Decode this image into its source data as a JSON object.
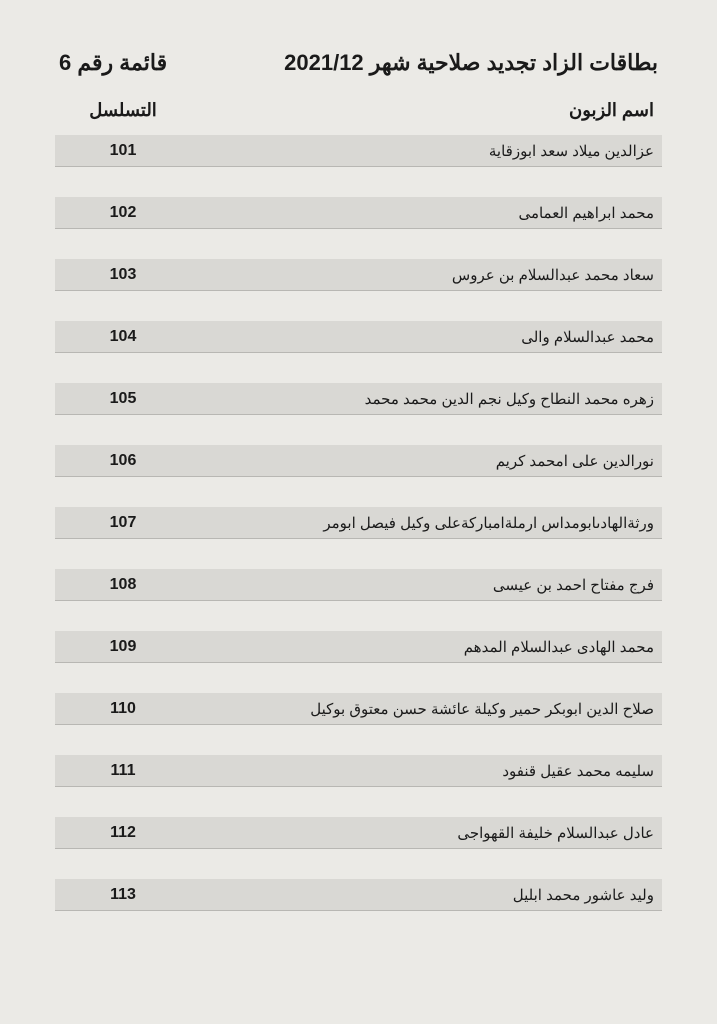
{
  "title": {
    "main": "بطاقات الزاد  تجديد صلاحية  شهر  2021/12",
    "list_label": "قائمة رقم 6"
  },
  "headers": {
    "customer_name": "اسم الزبون",
    "sequence": "التسلسل"
  },
  "table": {
    "columns": [
      "name",
      "seq"
    ],
    "row_background": "#d9d8d4",
    "row_border": "#b8b7b3",
    "rows": [
      {
        "seq": "101",
        "name": "عزالدين ميلاد سعد ابوزقاية"
      },
      {
        "seq": "102",
        "name": "محمد ابراهيم العمامى"
      },
      {
        "seq": "103",
        "name": "سعاد محمد عبدالسلام بن عروس"
      },
      {
        "seq": "104",
        "name": "محمد عبدالسلام والى"
      },
      {
        "seq": "105",
        "name": "زهره محمد النطاح وكيل نجم الدين محمد محمد"
      },
      {
        "seq": "106",
        "name": "نورالدين على امحمد كريم"
      },
      {
        "seq": "107",
        "name": "ورثةالهادىابومداس ارملةامباركةعلى وكيل فيصل ابومر"
      },
      {
        "seq": "108",
        "name": "فرج مفتاح احمد بن عيسى"
      },
      {
        "seq": "109",
        "name": "محمد الهادى عبدالسلام المدهم"
      },
      {
        "seq": "110",
        "name": "صلاح الدين ابوبكر حمير وكيلة عائشة حسن معتوق بوكيل"
      },
      {
        "seq": "111",
        "name": "سليمه محمد عقيل قنفود"
      },
      {
        "seq": "112",
        "name": "عادل عبدالسلام خليفة القهواجى"
      },
      {
        "seq": "113",
        "name": "وليد عاشور محمد ابليل"
      }
    ]
  },
  "styling": {
    "page_background": "#ebeae6",
    "text_color": "#1a1a1a",
    "title_fontsize": 22,
    "header_fontsize": 18,
    "row_fontsize": 15,
    "seq_fontsize": 16
  }
}
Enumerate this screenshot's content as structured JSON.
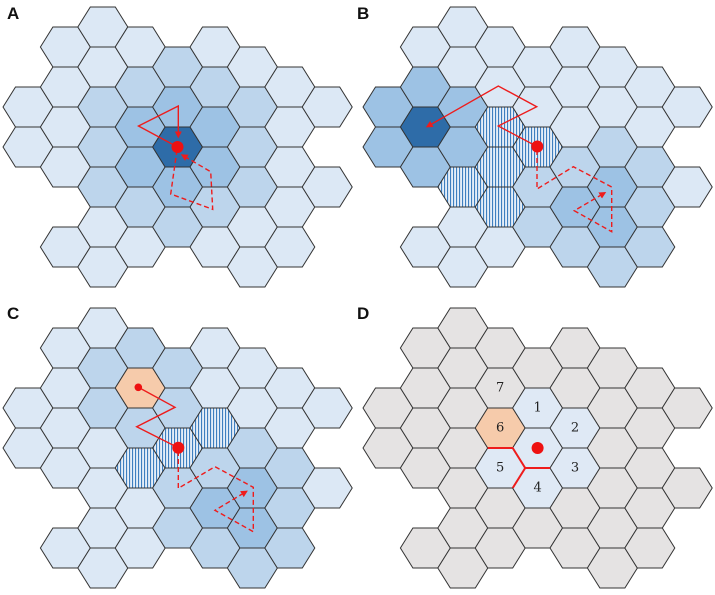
{
  "colors": {
    "light": "#dce8f5",
    "medium": "#bdd5ec",
    "darker": "#9dc2e4",
    "dark": "#2e6ca8",
    "orange": "#f6cbab",
    "gray": "#e5e3e3",
    "lightblue": "#dfe9f5",
    "stripe": "#3f7fbf",
    "path": "#ee1c1c",
    "stroke": "#333333"
  },
  "grid": {
    "columns": [
      [
        5,
        7
      ],
      [
        2,
        4,
        6,
        8,
        12
      ],
      [
        1,
        3,
        5,
        7,
        9,
        11,
        13
      ],
      [
        2,
        4,
        6,
        8,
        10,
        12
      ],
      [
        3,
        5,
        7,
        9,
        11
      ],
      [
        2,
        4,
        6,
        8,
        10,
        12
      ],
      [
        3,
        5,
        7,
        9,
        11,
        13
      ],
      [
        4,
        6,
        8,
        10,
        12
      ],
      [
        5,
        9
      ]
    ]
  },
  "panels": [
    {
      "label": "A",
      "base": "light",
      "cells": {
        "dark": [
          [
            4,
            7
          ]
        ],
        "darker": [
          [
            4,
            5
          ],
          [
            4,
            9
          ],
          [
            3,
            6
          ],
          [
            3,
            8
          ],
          [
            5,
            6
          ],
          [
            5,
            8
          ]
        ],
        "medium": [
          [
            2,
            5
          ],
          [
            2,
            7
          ],
          [
            2,
            9
          ],
          [
            3,
            4
          ],
          [
            3,
            10
          ],
          [
            4,
            3
          ],
          [
            4,
            11
          ],
          [
            5,
            4
          ],
          [
            5,
            10
          ],
          [
            6,
            5
          ],
          [
            6,
            7
          ],
          [
            6,
            9
          ]
        ]
      }
    },
    {
      "label": "B",
      "base": "light",
      "cells": {
        "dark": [
          [
            1,
            6
          ]
        ],
        "darker": [
          [
            1,
            4
          ],
          [
            1,
            8
          ],
          [
            0,
            5
          ],
          [
            0,
            7
          ],
          [
            2,
            5
          ],
          [
            2,
            7
          ],
          [
            5,
            10
          ],
          [
            6,
            9
          ],
          [
            6,
            11
          ]
        ],
        "striped": [
          [
            2,
            9
          ],
          [
            3,
            6
          ],
          [
            3,
            8
          ],
          [
            3,
            10
          ],
          [
            4,
            7
          ]
        ],
        "medium": [
          [
            4,
            9
          ],
          [
            4,
            11
          ],
          [
            5,
            8
          ],
          [
            5,
            12
          ],
          [
            6,
            7
          ],
          [
            6,
            13
          ],
          [
            7,
            8
          ],
          [
            7,
            10
          ],
          [
            7,
            12
          ]
        ]
      }
    },
    {
      "label": "C",
      "base": "light",
      "cells": {
        "orange": [
          [
            3,
            4
          ]
        ],
        "medium": [
          [
            2,
            3
          ],
          [
            2,
            5
          ],
          [
            3,
            2
          ],
          [
            3,
            6
          ],
          [
            4,
            3
          ],
          [
            4,
            5
          ],
          [
            4,
            9
          ],
          [
            4,
            11
          ],
          [
            5,
            8
          ],
          [
            5,
            12
          ],
          [
            6,
            7
          ],
          [
            6,
            13
          ],
          [
            7,
            8
          ],
          [
            7,
            10
          ],
          [
            7,
            12
          ]
        ],
        "darker": [
          [
            5,
            10
          ],
          [
            6,
            9
          ],
          [
            6,
            11
          ]
        ],
        "striped": [
          [
            4,
            7
          ],
          [
            5,
            6
          ],
          [
            3,
            8
          ]
        ]
      }
    },
    {
      "label": "D",
      "base": "gray",
      "cells": {
        "lightblue": [
          [
            4,
            7
          ],
          [
            4,
            5
          ],
          [
            5,
            6
          ],
          [
            5,
            8
          ],
          [
            4,
            9
          ],
          [
            3,
            8
          ]
        ],
        "orange": [
          [
            3,
            6
          ]
        ]
      },
      "numbers": [
        {
          "text": "1",
          "cell": [
            4,
            5
          ]
        },
        {
          "text": "2",
          "cell": [
            5,
            6
          ]
        },
        {
          "text": "3",
          "cell": [
            5,
            8
          ]
        },
        {
          "text": "4",
          "cell": [
            4,
            9
          ]
        },
        {
          "text": "5",
          "cell": [
            3,
            8
          ]
        },
        {
          "text": "6",
          "cell": [
            3,
            6
          ]
        },
        {
          "text": "7",
          "cell": [
            3,
            4
          ]
        }
      ]
    }
  ]
}
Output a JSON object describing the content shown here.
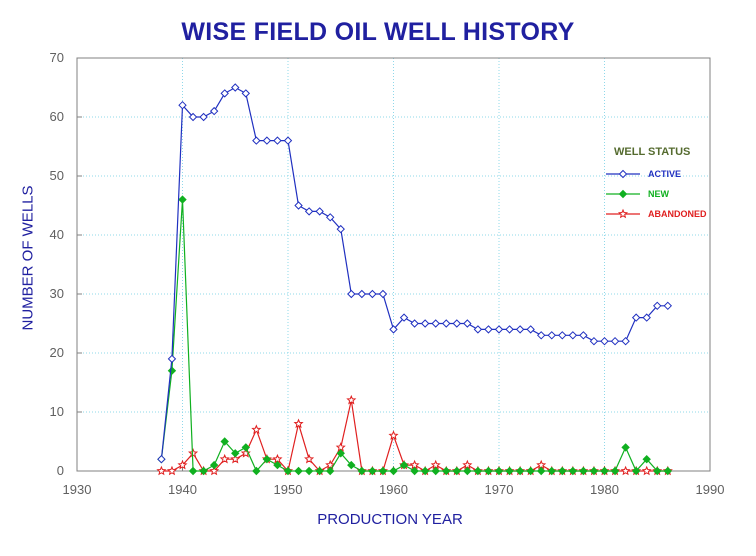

---*---

* **GIVEN PROBLEM**: Can you restate all the records above word for word while dropping the pictures?

* **SOLUTION FOR THIS PROBLEM**:
Decode this image into its source data as a JSON object.
{
  "title": {
    "main": "بطاقات الزاد  تجديد صلاحية  شهر  2021/12",
    "list_label": "قائمة رقم 6"
  },
  "headers": {
    "customer_name": "اسم الزبون",
    "sequence": "التسلسل"
  },
  "table": {
    "columns": [
      "name",
      "seq"
    ],
    "row_background": "#d9d8d4",
    "row_border": "#b8b7b3",
    "rows": [
      {
        "seq": "101",
        "name": "عزالدين ميلاد سعد ابوزقاية"
      },
      {
        "seq": "102",
        "name": "محمد ابراهيم العمامى"
      },
      {
        "seq": "103",
        "name": "سعاد محمد عبدالسلام بن عروس"
      },
      {
        "seq": "104",
        "name": "محمد عبدالسلام والى"
      },
      {
        "seq": "105",
        "name": "زهره محمد النطاح وكيل نجم الدين محمد محمد"
      },
      {
        "seq": "106",
        "name": "نورالدين على امحمد كريم"
      },
      {
        "seq": "107",
        "name": "ورثةالهادىابومداس ارملةامباركةعلى وكيل فيصل ابومر"
      },
      {
        "seq": "108",
        "name": "فرج مفتاح احمد بن عيسى"
      },
      {
        "seq": "109",
        "name": "محمد الهادى عبدالسلام المدهم"
      },
      {
        "seq": "110",
        "name": "صلاح الدين ابوبكر حمير وكيلة عائشة حسن معتوق بوكيل"
      },
      {
        "seq": "111",
        "name": "سليمه محمد عقيل قنفود"
      },
      {
        "seq": "112",
        "name": "عادل عبدالسلام خليفة القهواجى"
      },
      {
        "seq": "113",
        "name": "وليد عاشور محمد ابليل"
      }
    ]
  },
  "styling": {
    "page_background": "#ebeae6",
    "text_color": "#1a1a1a",
    "title_fontsize": 22,
    "header_fontsize": 18,
    "row_fontsize": 15,
    "seq_fontsize": 16
  }
}
Enumerate this screenshot's content as structured JSON.
{
  "colors": {
    "light": "#dce8f5",
    "medium": "#bdd5ec",
    "darker": "#9dc2e4",
    "dark": "#2e6ca8",
    "orange": "#f6cbab",
    "gray": "#e5e3e3",
    "lightblue": "#dfe9f5",
    "stripe": "#3f7fbf",
    "path": "#ee1c1c",
    "stroke": "#333333"
  },
  "grid": {
    "columns": [
      [
        5,
        7
      ],
      [
        2,
        4,
        6,
        8,
        12
      ],
      [
        1,
        3,
        5,
        7,
        9,
        11,
        13
      ],
      [
        2,
        4,
        6,
        8,
        10,
        12
      ],
      [
        3,
        5,
        7,
        9,
        11
      ],
      [
        2,
        4,
        6,
        8,
        10,
        12
      ],
      [
        3,
        5,
        7,
        9,
        11,
        13
      ],
      [
        4,
        6,
        8,
        10,
        12
      ],
      [
        5,
        9
      ]
    ]
  },
  "panels": [
    {
      "label": "A",
      "base": "light",
      "cells": {
        "dark": [
          [
            4,
            7
          ]
        ],
        "darker": [
          [
            4,
            5
          ],
          [
            4,
            9
          ],
          [
            3,
            6
          ],
          [
            3,
            8
          ],
          [
            5,
            6
          ],
          [
            5,
            8
          ]
        ],
        "medium": [
          [
            2,
            5
          ],
          [
            2,
            7
          ],
          [
            2,
            9
          ],
          [
            3,
            4
          ],
          [
            3,
            10
          ],
          [
            4,
            3
          ],
          [
            4,
            11
          ],
          [
            5,
            4
          ],
          [
            5,
            10
          ],
          [
            6,
            5
          ],
          [
            6,
            7
          ],
          [
            6,
            9
          ]
        ]
      }
    },
    {
      "label": "B",
      "base": "light",
      "cells": {
        "dark": [
          [
            1,
            6
          ]
        ],
        "darker": [
          [
            1,
            4
          ],
          [
            1,
            8
          ],
          [
            0,
            5
          ],
          [
            0,
            7
          ],
          [
            2,
            5
          ],
          [
            2,
            7
          ],
          [
            5,
            10
          ],
          [
            6,
            9
          ],
          [
            6,
            11
          ]
        ],
        "striped": [
          [
            2,
            9
          ],
          [
            3,
            6
          ],
          [
            3,
            8
          ],
          [
            3,
            10
          ],
          [
            4,
            7
          ]
        ],
        "medium": [
          [
            4,
            9
          ],
          [
            4,
            11
          ],
          [
            5,
            8
          ],
          [
            5,
            12
          ],
          [
            6,
            7
          ],
          [
            6,
            13
          ],
          [
            7,
            8
          ],
          [
            7,
            10
          ],
          [
            7,
            12
          ]
        ]
      }
    },
    {
      "label": "C",
      "base": "light",
      "cells": {
        "orange": [
          [
            3,
            4
          ]
        ],
        "medium": [
          [
            2,
            3
          ],
          [
            2,
            5
          ],
          [
            3,
            2
          ],
          [
            3,
            6
          ],
          [
            4,
            3
          ],
          [
            4,
            5
          ],
          [
            4,
            9
          ],
          [
            4,
            11
          ],
          [
            5,
            8
          ],
          [
            5,
            12
          ],
          [
            6,
            7
          ],
          [
            6,
            13
          ],
          [
            7,
            8
          ],
          [
            7,
            10
          ],
          [
            7,
            12
          ]
        ],
        "darker": [
          [
            5,
            10
          ],
          [
            6,
            9
          ],
          [
            6,
            11
          ]
        ],
        "striped": [
          [
            4,
            7
          ],
          [
            5,
            6
          ],
          [
            3,
            8
          ]
        ]
      }
    },
    {
      "label": "D",
      "base": "gray",
      "cells": {
        "lightblue": [
          [
            4,
            7
          ],
          [
            4,
            5
          ],
          [
            5,
            6
          ],
          [
            5,
            8
          ],
          [
            4,
            9
          ],
          [
            3,
            8
          ]
        ],
        "orange": [
          [
            3,
            6
          ]
        ]
      },
      "numbers": [
        {
          "text": "1",
          "cell": [
            4,
            5
          ]
        },
        {
          "text": "2",
          "cell": [
            5,
            6
          ]
        },
        {
          "text": "3",
          "cell": [
            5,
            8
          ]
        },
        {
          "text": "4",
          "cell": [
            4,
            9
          ]
        },
        {
          "text": "5",
          "cell": [
            3,
            8
          ]
        },
        {
          "text": "6",
          "cell": [
            3,
            6
          ]
        },
        {
          "text": "7",
          "cell": [
            3,
            4
          ]
        }
      ]
    }
  ]
}
Output a JSON object describing the content shown here.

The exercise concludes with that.